▸ Given request
Go through the entries and transcribe each one exactly, dropping the pictures.

▸ Data entries
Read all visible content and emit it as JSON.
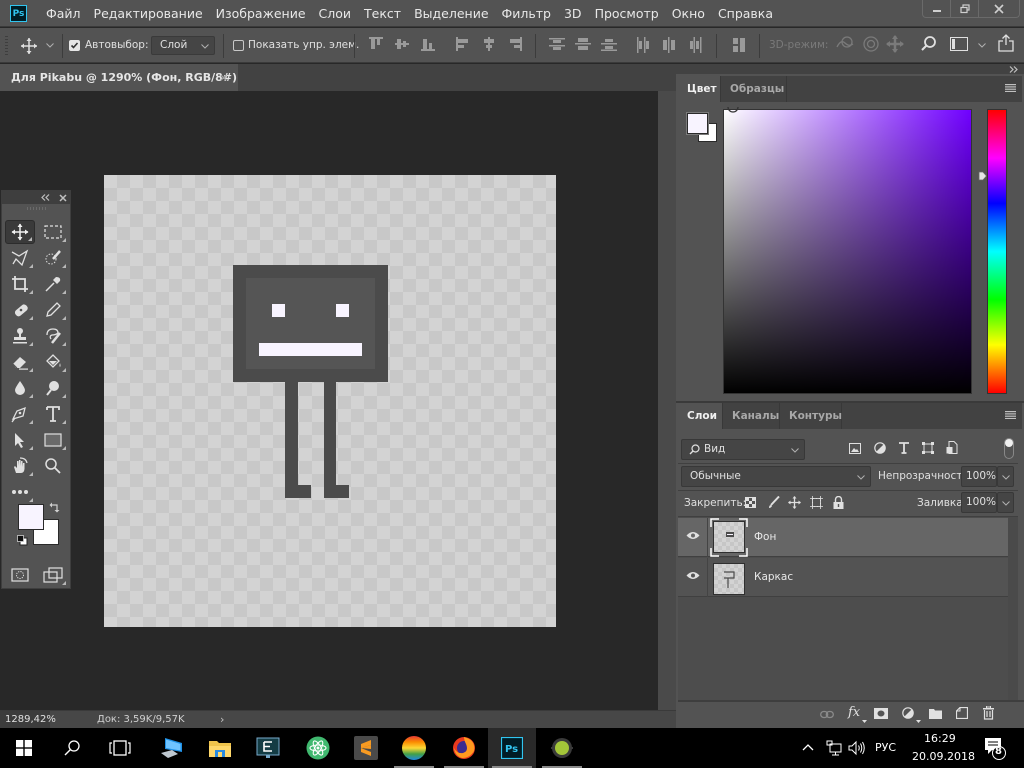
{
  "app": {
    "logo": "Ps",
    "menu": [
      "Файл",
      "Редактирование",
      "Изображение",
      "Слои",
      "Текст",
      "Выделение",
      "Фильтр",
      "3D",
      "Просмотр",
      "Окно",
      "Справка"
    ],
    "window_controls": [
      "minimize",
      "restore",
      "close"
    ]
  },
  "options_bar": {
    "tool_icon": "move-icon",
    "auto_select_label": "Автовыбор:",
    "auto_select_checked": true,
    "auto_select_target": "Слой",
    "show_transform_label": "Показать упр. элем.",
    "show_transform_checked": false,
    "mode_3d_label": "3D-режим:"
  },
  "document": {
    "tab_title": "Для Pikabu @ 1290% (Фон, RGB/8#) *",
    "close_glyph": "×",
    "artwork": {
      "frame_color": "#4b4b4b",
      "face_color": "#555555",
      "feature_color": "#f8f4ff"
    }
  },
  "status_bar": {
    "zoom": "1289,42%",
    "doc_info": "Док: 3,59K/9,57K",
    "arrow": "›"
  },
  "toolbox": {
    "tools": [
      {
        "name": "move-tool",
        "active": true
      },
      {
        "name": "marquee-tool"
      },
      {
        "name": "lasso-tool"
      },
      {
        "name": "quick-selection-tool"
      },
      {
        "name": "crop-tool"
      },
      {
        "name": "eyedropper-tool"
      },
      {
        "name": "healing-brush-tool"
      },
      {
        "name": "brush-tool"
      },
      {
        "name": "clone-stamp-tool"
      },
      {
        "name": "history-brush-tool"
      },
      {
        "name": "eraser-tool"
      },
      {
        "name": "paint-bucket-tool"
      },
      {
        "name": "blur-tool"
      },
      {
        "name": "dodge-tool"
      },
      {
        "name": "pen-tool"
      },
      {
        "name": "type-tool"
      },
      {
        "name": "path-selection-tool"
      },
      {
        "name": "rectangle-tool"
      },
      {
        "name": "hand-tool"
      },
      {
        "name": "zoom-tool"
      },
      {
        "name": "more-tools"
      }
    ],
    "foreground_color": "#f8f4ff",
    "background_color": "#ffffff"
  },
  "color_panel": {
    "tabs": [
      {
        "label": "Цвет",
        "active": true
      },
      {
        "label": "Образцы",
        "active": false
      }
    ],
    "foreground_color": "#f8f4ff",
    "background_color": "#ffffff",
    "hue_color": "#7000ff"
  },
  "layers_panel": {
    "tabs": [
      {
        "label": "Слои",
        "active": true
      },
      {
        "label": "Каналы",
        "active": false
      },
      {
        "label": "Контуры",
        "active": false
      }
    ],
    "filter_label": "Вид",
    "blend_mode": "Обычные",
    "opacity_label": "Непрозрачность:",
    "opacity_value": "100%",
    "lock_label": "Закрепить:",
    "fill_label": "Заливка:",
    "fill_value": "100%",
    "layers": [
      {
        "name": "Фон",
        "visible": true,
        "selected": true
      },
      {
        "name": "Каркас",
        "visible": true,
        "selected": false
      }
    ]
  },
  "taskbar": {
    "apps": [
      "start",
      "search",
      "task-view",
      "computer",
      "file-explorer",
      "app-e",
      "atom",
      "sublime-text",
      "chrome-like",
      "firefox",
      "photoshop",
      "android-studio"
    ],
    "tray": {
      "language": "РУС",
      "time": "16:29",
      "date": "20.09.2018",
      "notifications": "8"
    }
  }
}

▸ Exercise solution
Read all visible content and emit it as JSON.
{
  "app": {
    "logo": "Ps",
    "menu": [
      "Файл",
      "Редактирование",
      "Изображение",
      "Слои",
      "Текст",
      "Выделение",
      "Фильтр",
      "3D",
      "Просмотр",
      "Окно",
      "Справка"
    ],
    "window_controls": [
      "minimize",
      "restore",
      "close"
    ]
  },
  "options_bar": {
    "tool_icon": "move-icon",
    "auto_select_label": "Автовыбор:",
    "auto_select_checked": true,
    "auto_select_target": "Слой",
    "show_transform_label": "Показать упр. элем.",
    "show_transform_checked": false,
    "mode_3d_label": "3D-режим:"
  },
  "document": {
    "tab_title": "Для Pikabu @ 1290% (Фон, RGB/8#) *",
    "close_glyph": "×",
    "artwork": {
      "frame_color": "#4b4b4b",
      "face_color": "#555555",
      "feature_color": "#f8f4ff"
    }
  },
  "status_bar": {
    "zoom": "1289,42%",
    "doc_info": "Док: 3,59K/9,57K",
    "arrow": "›"
  },
  "toolbox": {
    "tools": [
      {
        "name": "move-tool",
        "active": true
      },
      {
        "name": "marquee-tool"
      },
      {
        "name": "lasso-tool"
      },
      {
        "name": "quick-selection-tool"
      },
      {
        "name": "crop-tool"
      },
      {
        "name": "eyedropper-tool"
      },
      {
        "name": "healing-brush-tool"
      },
      {
        "name": "brush-tool"
      },
      {
        "name": "clone-stamp-tool"
      },
      {
        "name": "history-brush-tool"
      },
      {
        "name": "eraser-tool"
      },
      {
        "name": "paint-bucket-tool"
      },
      {
        "name": "blur-tool"
      },
      {
        "name": "dodge-tool"
      },
      {
        "name": "pen-tool"
      },
      {
        "name": "type-tool"
      },
      {
        "name": "path-selection-tool"
      },
      {
        "name": "rectangle-tool"
      },
      {
        "name": "hand-tool"
      },
      {
        "name": "zoom-tool"
      },
      {
        "name": "more-tools"
      }
    ],
    "foreground_color": "#f8f4ff",
    "background_color": "#ffffff"
  },
  "color_panel": {
    "tabs": [
      {
        "label": "Цвет",
        "active": true
      },
      {
        "label": "Образцы",
        "active": false
      }
    ],
    "foreground_color": "#f8f4ff",
    "background_color": "#ffffff",
    "hue_color": "#7000ff"
  },
  "layers_panel": {
    "tabs": [
      {
        "label": "Слои",
        "active": true
      },
      {
        "label": "Каналы",
        "active": false
      },
      {
        "label": "Контуры",
        "active": false
      }
    ],
    "filter_label": "Вид",
    "blend_mode": "Обычные",
    "opacity_label": "Непрозрачность:",
    "opacity_value": "100%",
    "lock_label": "Закрепить:",
    "fill_label": "Заливка:",
    "fill_value": "100%",
    "layers": [
      {
        "name": "Фон",
        "visible": true,
        "selected": true
      },
      {
        "name": "Каркас",
        "visible": true,
        "selected": false
      }
    ]
  },
  "taskbar": {
    "apps": [
      "start",
      "search",
      "task-view",
      "computer",
      "file-explorer",
      "app-e",
      "atom",
      "sublime-text",
      "chrome-like",
      "firefox",
      "photoshop",
      "android-studio"
    ],
    "tray": {
      "language": "РУС",
      "time": "16:29",
      "date": "20.09.2018",
      "notifications": "8"
    }
  }
}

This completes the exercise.